*DIRECTIONS FOR THIS TASK*
Go through the data below. List every line that holds the word "license".

Collected data entries
>>
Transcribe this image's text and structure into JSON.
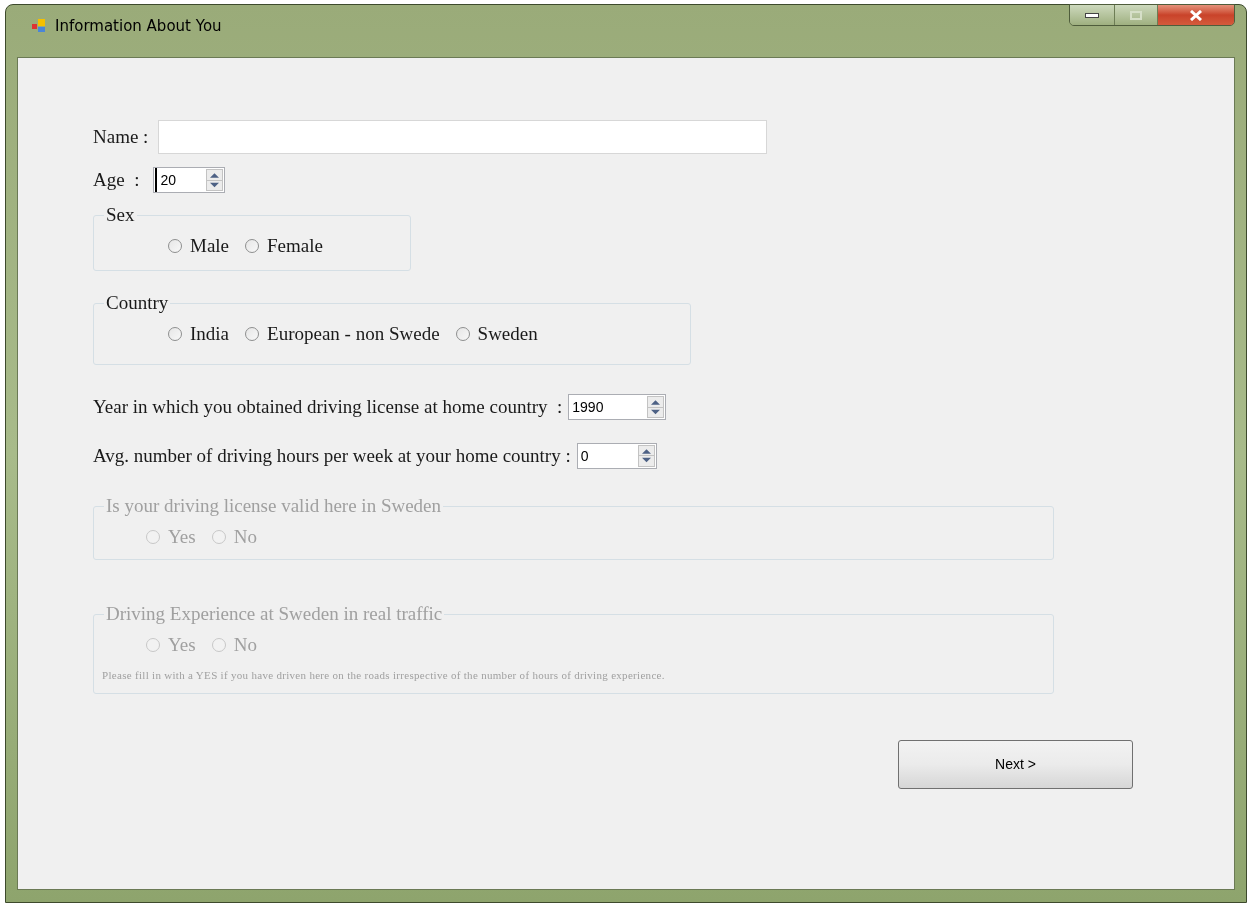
{
  "window": {
    "title": "Information About You"
  },
  "name_field": {
    "label": "Name :"
  },
  "age_field": {
    "label": "Age  :",
    "value": "20",
    "focused": true
  },
  "groups_top": [
    {
      "legend": "Sex",
      "disabled": false,
      "options": [
        {
          "label": "Male",
          "selected": false
        },
        {
          "label": "Female",
          "selected": false
        }
      ]
    },
    {
      "legend": "Country",
      "disabled": false,
      "options": [
        {
          "label": "India",
          "selected": false
        },
        {
          "label": "European - non Swede",
          "selected": false
        },
        {
          "label": "Sweden",
          "selected": false
        }
      ]
    }
  ],
  "spin_rows": [
    {
      "label": "Year in which you obtained driving license at home country  :",
      "value": "1990"
    },
    {
      "label": "Avg. number of driving hours per week at your home country :",
      "value": "0"
    }
  ],
  "groups_bottom": [
    {
      "legend": "Is your driving license valid here in Sweden",
      "disabled": true,
      "options": [
        {
          "label": "Yes",
          "selected": false
        },
        {
          "label": "No",
          "selected": false
        }
      ]
    },
    {
      "legend": "Driving Experience at Sweden in real traffic",
      "disabled": true,
      "options": [
        {
          "label": "Yes",
          "selected": false
        },
        {
          "label": "No",
          "selected": false
        }
      ],
      "note": "Please fill in with a YES if you have driven here on the roads irrespective of the number of hours of driving experience."
    }
  ],
  "next_button": {
    "label": "Next >"
  }
}
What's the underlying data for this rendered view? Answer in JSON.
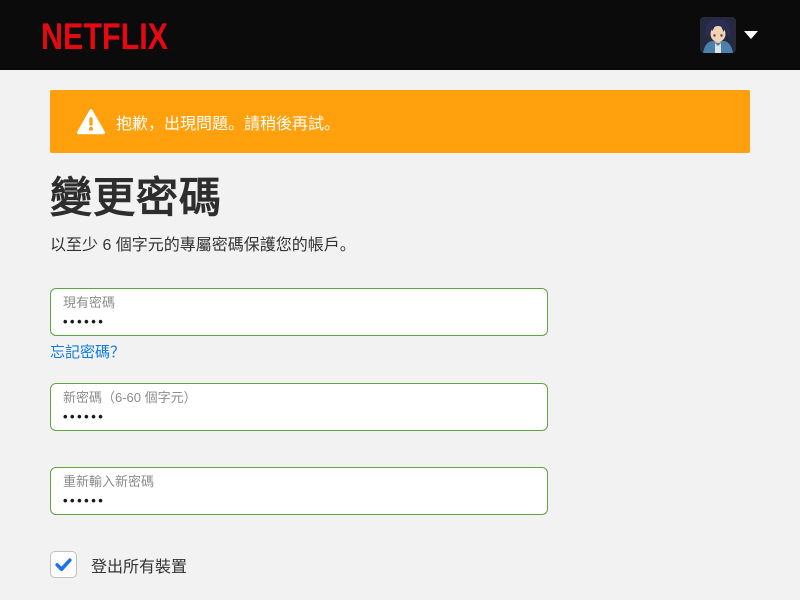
{
  "header": {
    "brand": "NETFLIX"
  },
  "alert": {
    "message": "抱歉，出現問題。請稍後再試。"
  },
  "page": {
    "title": "變更密碼",
    "subtitle": "以至少 6 個字元的專屬密碼保護您的帳戶。"
  },
  "form": {
    "current_password": {
      "label": "現有密碼",
      "value": "••••••"
    },
    "forgot_link": "忘記密碼？",
    "new_password": {
      "label": "新密碼（6-60 個字元）",
      "value": "••••••"
    },
    "confirm_password": {
      "label": "重新輸入新密碼",
      "value": "••••••"
    },
    "signout_all_devices": {
      "label": "登出所有裝置",
      "checked": true
    }
  },
  "icons": {
    "warning": "warning-triangle-icon",
    "caret": "caret-down-icon",
    "avatar": "profile-avatar",
    "check": "check-icon"
  },
  "colors": {
    "brand_red": "#e50914",
    "header_black": "#0b0b0b",
    "page_bg": "#f2f2f2",
    "alert_orange": "#ffa00c",
    "field_border_green": "#5fa53f",
    "link_blue": "#0d7be3",
    "check_blue": "#1a73e8"
  }
}
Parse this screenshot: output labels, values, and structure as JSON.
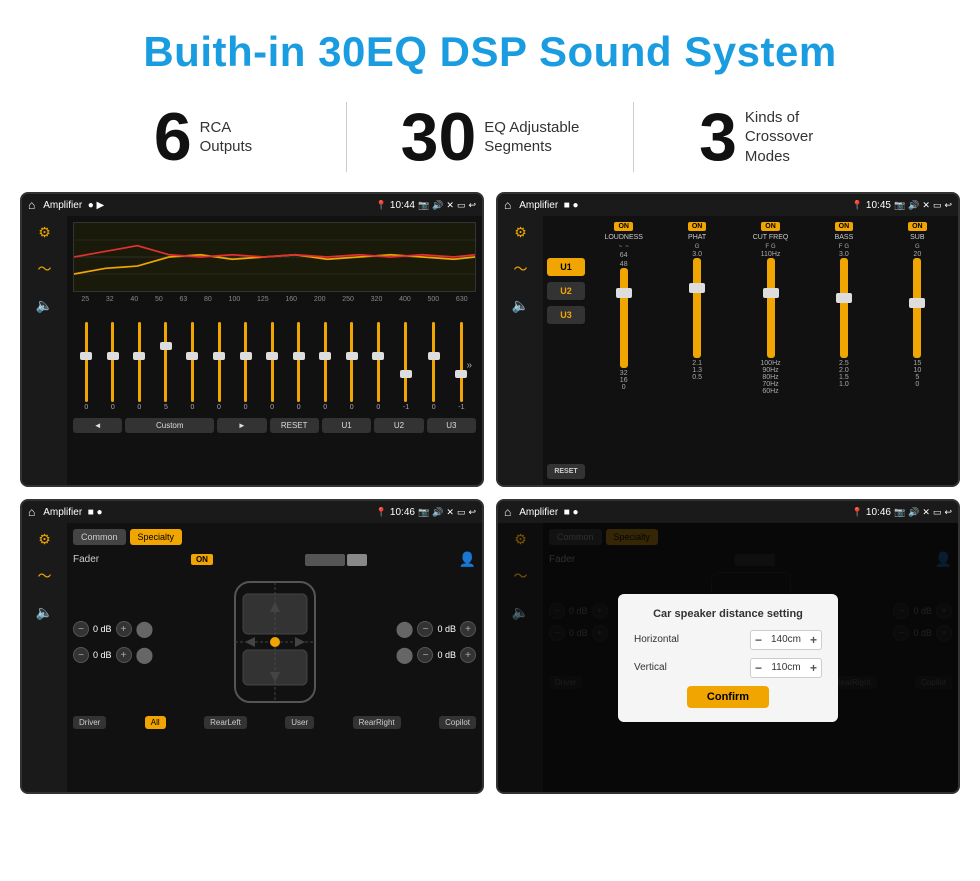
{
  "page": {
    "title": "Buith-in 30EQ DSP Sound System"
  },
  "stats": [
    {
      "number": "6",
      "label": "RCA\nOutputs"
    },
    {
      "number": "30",
      "label": "EQ Adjustable\nSegments"
    },
    {
      "number": "3",
      "label": "Kinds of\nCrossover Modes"
    }
  ],
  "screens": [
    {
      "id": "eq",
      "status": {
        "title": "Amplifier",
        "time": "10:44"
      }
    },
    {
      "id": "crossover",
      "status": {
        "title": "Amplifier",
        "time": "10:45"
      }
    },
    {
      "id": "fader",
      "status": {
        "title": "Amplifier",
        "time": "10:46"
      }
    },
    {
      "id": "distance",
      "status": {
        "title": "Amplifier",
        "time": "10:46"
      }
    }
  ],
  "eq": {
    "freqs": [
      "25",
      "32",
      "40",
      "50",
      "63",
      "80",
      "100",
      "125",
      "160",
      "200",
      "250",
      "320",
      "400",
      "500",
      "630"
    ],
    "values": [
      "0",
      "0",
      "0",
      "5",
      "0",
      "0",
      "0",
      "0",
      "0",
      "0",
      "0",
      "0",
      "-1",
      "0",
      "-1"
    ],
    "controls": [
      "◄",
      "Custom",
      "►",
      "RESET",
      "U1",
      "U2",
      "U3"
    ]
  },
  "crossover": {
    "presets": [
      "U1",
      "U2",
      "U3"
    ],
    "channels": [
      {
        "toggle": "ON",
        "name": "LOUDNESS"
      },
      {
        "toggle": "ON",
        "name": "PHAT"
      },
      {
        "toggle": "ON",
        "name": "CUT FREQ"
      },
      {
        "toggle": "ON",
        "name": "BASS"
      },
      {
        "toggle": "ON",
        "name": "SUB"
      }
    ]
  },
  "fader": {
    "tabs": [
      "Common",
      "Specialty"
    ],
    "label": "Fader",
    "toggleLabel": "ON",
    "speakers": [
      {
        "value": "0 dB"
      },
      {
        "value": "0 dB"
      },
      {
        "value": "0 dB"
      },
      {
        "value": "0 dB"
      }
    ],
    "zones": [
      "Driver",
      "All",
      "RearLeft",
      "User",
      "RearRight",
      "Copilot"
    ]
  },
  "distance": {
    "tabs": [
      "Common",
      "Specialty"
    ],
    "modal": {
      "title": "Car speaker distance setting",
      "horizontal_label": "Horizontal",
      "horizontal_value": "140cm",
      "vertical_label": "Vertical",
      "vertical_value": "110cm",
      "confirm": "Confirm"
    }
  }
}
<<
*ANSWER FOR THIS EXERCISE*
      "label": "Year in which you obtained driving license at home country  :",
      "legend": "Is your driving license valid here in Sweden",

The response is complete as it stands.